— BEGIN Information supplied —

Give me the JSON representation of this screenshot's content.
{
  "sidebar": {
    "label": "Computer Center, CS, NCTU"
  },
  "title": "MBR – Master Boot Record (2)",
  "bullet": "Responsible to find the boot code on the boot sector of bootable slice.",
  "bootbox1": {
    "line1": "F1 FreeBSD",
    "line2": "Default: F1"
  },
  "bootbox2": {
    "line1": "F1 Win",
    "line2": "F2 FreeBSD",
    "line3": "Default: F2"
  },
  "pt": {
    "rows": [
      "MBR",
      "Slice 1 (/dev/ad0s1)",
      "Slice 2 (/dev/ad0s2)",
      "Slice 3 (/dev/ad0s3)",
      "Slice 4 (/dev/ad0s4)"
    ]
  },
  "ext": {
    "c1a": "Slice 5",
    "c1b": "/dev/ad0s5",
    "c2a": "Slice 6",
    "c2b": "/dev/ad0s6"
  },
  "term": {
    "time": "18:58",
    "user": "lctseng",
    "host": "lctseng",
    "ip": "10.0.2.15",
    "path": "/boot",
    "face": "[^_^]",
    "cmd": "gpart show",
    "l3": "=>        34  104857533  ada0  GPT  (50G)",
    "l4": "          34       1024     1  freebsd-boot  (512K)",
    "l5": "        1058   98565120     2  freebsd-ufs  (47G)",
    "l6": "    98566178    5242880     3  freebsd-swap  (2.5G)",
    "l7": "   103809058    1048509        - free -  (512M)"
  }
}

— END Information supplied —

** Task to carry out **
Extract the complete listing verbatim.

** Finished exercise **
Give me the JSON representation of this screenshot's content.
{
  "sidebar": {
    "label": "Computer Center, CS, NCTU"
  },
  "title": "MBR – Master Boot Record (2)",
  "bullet": "Responsible to find the boot code on the boot sector of bootable slice.",
  "bootbox1": {
    "line1": "F1 FreeBSD",
    "line2": "Default: F1"
  },
  "bootbox2": {
    "line1": "F1 Win",
    "line2": "F2 FreeBSD",
    "line3": "Default: F2"
  },
  "pt": {
    "rows": [
      "MBR",
      "Slice 1 (/dev/ad0s1)",
      "Slice 2 (/dev/ad0s2)",
      "Slice 3 (/dev/ad0s3)",
      "Slice 4 (/dev/ad0s4)"
    ]
  },
  "ext": {
    "c1a": "Slice 5",
    "c1b": "/dev/ad0s5",
    "c2a": "Slice 6",
    "c2b": "/dev/ad0s6"
  },
  "term": {
    "time": "18:58",
    "user": "lctseng",
    "host": "lctseng",
    "ip": "10.0.2.15",
    "path": "/boot",
    "face": "[^_^]",
    "cmd": "gpart show",
    "l3": "=>        34  104857533  ada0  GPT  (50G)",
    "l4": "          34       1024     1  freebsd-boot  (512K)",
    "l5": "        1058   98565120     2  freebsd-ufs  (47G)",
    "l6": "    98566178    5242880     3  freebsd-swap  (2.5G)",
    "l7": "   103809058    1048509        - free -  (512M)"
  }
}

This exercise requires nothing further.